Material to process>
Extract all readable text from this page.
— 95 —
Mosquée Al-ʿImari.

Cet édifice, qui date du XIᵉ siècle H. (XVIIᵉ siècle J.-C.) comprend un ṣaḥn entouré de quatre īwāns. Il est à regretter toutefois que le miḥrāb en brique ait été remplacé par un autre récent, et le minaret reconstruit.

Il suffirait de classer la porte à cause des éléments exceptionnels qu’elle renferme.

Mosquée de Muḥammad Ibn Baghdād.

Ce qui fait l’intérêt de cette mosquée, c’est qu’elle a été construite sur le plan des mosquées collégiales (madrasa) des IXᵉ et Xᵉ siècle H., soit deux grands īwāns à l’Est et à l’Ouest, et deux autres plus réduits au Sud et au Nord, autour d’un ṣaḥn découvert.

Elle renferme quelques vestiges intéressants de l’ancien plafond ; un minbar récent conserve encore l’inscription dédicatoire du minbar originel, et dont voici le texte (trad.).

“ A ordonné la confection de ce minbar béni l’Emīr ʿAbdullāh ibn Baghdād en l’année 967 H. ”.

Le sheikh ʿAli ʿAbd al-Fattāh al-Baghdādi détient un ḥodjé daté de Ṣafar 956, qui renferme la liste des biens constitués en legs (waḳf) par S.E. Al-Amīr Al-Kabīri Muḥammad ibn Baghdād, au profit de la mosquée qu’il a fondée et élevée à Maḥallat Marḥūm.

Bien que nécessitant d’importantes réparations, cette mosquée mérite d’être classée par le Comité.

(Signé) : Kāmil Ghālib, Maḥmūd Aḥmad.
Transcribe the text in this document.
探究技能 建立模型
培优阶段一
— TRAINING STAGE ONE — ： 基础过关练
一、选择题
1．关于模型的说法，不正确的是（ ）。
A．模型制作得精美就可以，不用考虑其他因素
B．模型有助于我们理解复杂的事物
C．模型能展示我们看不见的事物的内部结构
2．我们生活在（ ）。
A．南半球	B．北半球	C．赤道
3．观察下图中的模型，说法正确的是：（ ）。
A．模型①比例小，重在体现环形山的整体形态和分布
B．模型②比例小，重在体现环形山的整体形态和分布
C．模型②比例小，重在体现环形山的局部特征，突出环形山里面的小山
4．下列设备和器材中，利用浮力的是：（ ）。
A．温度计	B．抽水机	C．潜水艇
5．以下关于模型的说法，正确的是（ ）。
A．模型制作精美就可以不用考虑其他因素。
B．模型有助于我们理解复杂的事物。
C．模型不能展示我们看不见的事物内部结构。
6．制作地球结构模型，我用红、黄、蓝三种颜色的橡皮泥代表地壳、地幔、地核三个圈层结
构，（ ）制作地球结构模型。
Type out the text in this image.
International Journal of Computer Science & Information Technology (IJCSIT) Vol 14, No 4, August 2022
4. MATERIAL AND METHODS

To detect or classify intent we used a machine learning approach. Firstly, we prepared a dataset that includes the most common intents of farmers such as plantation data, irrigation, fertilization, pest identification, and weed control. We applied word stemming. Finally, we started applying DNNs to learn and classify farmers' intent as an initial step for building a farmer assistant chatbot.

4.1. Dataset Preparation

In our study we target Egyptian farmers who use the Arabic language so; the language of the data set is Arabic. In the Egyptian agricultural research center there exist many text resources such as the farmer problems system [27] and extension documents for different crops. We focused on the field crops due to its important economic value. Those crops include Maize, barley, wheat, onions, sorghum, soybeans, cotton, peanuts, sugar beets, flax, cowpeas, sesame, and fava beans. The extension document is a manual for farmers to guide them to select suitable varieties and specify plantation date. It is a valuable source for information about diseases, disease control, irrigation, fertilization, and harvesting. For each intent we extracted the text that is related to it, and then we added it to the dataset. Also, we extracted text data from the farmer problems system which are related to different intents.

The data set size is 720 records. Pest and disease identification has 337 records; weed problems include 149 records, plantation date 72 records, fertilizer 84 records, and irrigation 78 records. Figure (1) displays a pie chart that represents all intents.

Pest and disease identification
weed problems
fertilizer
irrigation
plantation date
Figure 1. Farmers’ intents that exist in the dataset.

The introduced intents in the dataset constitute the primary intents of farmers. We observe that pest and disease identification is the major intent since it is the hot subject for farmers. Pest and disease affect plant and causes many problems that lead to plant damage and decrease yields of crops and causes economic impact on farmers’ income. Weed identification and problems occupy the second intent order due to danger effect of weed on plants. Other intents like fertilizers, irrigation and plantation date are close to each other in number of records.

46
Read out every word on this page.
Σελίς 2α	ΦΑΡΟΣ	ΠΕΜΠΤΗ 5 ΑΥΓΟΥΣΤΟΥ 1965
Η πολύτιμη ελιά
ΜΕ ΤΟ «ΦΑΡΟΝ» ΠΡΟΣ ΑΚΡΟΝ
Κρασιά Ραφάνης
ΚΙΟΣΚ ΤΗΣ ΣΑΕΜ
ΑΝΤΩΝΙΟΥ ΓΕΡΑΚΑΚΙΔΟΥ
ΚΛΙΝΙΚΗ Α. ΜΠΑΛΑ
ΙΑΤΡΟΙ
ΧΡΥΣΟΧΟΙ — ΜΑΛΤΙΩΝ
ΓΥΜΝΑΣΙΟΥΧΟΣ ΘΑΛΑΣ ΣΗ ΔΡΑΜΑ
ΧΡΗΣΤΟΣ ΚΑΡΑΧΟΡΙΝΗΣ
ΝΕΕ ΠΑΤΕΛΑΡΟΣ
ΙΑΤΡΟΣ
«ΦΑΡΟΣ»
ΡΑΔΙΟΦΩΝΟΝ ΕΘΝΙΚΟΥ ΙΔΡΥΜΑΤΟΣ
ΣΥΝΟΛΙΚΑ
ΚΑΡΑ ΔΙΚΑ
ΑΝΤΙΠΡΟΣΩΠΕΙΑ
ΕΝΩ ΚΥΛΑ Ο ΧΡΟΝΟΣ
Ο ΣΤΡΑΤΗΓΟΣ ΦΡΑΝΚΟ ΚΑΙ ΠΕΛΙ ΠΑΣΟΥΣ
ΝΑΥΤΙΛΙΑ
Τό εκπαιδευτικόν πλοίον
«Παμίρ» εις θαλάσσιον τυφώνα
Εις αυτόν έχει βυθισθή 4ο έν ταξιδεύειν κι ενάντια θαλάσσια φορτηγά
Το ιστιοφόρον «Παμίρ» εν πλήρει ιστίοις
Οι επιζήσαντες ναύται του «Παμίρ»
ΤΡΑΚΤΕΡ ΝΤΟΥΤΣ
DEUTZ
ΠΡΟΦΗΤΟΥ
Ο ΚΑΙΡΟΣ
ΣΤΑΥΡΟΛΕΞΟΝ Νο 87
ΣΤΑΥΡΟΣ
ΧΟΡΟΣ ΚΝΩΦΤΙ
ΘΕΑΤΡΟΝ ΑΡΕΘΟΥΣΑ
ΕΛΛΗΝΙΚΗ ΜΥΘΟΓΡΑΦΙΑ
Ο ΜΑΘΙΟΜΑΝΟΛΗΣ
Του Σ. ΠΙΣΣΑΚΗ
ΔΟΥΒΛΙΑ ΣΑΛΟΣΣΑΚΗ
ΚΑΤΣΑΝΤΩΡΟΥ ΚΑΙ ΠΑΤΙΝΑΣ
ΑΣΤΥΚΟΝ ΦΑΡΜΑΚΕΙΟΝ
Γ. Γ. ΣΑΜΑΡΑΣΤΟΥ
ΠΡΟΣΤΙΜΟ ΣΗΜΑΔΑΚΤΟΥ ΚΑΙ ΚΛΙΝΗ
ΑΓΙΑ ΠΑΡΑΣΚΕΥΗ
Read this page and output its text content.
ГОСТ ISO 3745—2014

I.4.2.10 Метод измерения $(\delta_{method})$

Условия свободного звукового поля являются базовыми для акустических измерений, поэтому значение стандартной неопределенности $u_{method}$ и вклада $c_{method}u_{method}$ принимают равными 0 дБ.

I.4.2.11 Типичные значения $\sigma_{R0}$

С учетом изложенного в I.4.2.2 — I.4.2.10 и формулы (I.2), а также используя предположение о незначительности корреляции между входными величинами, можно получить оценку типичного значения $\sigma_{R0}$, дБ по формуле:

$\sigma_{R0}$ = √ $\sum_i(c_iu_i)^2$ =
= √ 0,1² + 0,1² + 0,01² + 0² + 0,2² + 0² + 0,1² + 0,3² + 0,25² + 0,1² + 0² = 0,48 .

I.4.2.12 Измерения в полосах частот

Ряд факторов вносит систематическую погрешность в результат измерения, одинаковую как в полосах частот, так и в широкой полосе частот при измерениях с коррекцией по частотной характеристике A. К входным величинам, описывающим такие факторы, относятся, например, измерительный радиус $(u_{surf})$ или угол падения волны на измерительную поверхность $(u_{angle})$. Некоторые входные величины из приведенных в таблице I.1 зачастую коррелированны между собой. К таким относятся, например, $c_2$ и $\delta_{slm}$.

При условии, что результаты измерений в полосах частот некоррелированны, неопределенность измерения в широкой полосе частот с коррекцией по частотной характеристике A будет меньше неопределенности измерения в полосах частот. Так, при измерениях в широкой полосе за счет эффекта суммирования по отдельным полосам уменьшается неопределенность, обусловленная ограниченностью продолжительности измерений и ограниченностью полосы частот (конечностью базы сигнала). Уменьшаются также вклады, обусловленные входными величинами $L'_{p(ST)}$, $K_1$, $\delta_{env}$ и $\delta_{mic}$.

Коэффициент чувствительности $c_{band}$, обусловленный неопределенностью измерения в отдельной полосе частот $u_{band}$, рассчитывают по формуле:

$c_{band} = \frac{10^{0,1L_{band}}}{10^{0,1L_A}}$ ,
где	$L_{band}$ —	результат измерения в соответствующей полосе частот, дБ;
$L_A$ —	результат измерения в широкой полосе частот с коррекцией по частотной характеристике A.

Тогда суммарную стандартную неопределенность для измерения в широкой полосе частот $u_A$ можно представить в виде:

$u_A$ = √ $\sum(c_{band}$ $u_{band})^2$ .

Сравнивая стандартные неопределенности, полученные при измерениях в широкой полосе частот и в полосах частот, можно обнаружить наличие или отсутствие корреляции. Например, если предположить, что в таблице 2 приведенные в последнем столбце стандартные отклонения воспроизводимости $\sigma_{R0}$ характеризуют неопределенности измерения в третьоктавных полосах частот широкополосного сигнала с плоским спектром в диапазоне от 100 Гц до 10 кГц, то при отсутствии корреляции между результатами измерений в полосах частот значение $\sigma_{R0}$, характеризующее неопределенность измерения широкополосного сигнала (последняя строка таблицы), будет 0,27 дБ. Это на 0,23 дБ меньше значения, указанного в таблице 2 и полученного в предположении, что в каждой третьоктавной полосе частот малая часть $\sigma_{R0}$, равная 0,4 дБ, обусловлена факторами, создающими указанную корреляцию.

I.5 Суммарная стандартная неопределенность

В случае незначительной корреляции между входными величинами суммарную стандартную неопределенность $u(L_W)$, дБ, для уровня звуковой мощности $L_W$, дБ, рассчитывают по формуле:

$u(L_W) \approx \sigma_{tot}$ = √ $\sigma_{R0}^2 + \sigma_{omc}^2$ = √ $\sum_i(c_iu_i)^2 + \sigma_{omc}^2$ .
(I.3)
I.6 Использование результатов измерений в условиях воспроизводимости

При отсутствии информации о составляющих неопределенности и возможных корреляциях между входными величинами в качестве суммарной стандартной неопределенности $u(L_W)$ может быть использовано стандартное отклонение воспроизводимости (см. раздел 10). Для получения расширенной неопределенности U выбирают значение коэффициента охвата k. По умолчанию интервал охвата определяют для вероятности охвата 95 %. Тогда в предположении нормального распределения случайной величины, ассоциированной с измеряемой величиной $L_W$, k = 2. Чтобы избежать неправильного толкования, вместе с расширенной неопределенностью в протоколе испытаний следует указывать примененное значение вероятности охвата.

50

Written problem>
Read the data above. Pull out each line in which the string "предположении" appears.

Solved problem>
Сравнивая стандартные неопределенности, полученные при измерениях в широкой полосе частот и в полосах частот, можно обнаружить наличие или отсутствие корреляции. Например, если предположить, что в таблице 2 приведенные в последнем столбце стандартные отклонения воспроизводимости $\sigma_{R0}$ характеризуют неопределенности измерения в третьоктавных полосах частот широкополосного сигнала с плоским спектром в диапазоне от 100 Гц до 10 кГц, то при отсутствии корреляции между результатами измерений в полосах частот значение $\sigma_{R0}$, характеризующее неопределенность измерения широкополосного сигнала (последняя строка таблицы), будет 0,27 дБ. Это на 0,23 дБ меньше значения, указанного в таблице 2 и полученного в предположении, что в каждой третьоктавной полосе частот малая часть $\sigma_{R0}$, равная 0,4 дБ, обусловлена факторами, создающими указанную корреляцию.
При отсутствии информации о составляющих неопределенности и возможных корреляциях между входными величинами в качестве суммарной стандартной неопределенности $u(L_W)$ может быть использовано стандартное отклонение воспроизводимости (см. раздел 10). Для получения расширенной неопределенности U выбирают значение коэффициента охвата k. По умолчанию интервал охвата определяют для вероятности охвата 95 %. Тогда в предположении нормального распределения случайной величины, ассоциированной с измеряемой величиной $L_W$, k = 2. Чтобы избежать неправильного толкования, вместе с расширенной неопределенностью в протоколе испытаний следует указывать примененное значение вероятности охвата.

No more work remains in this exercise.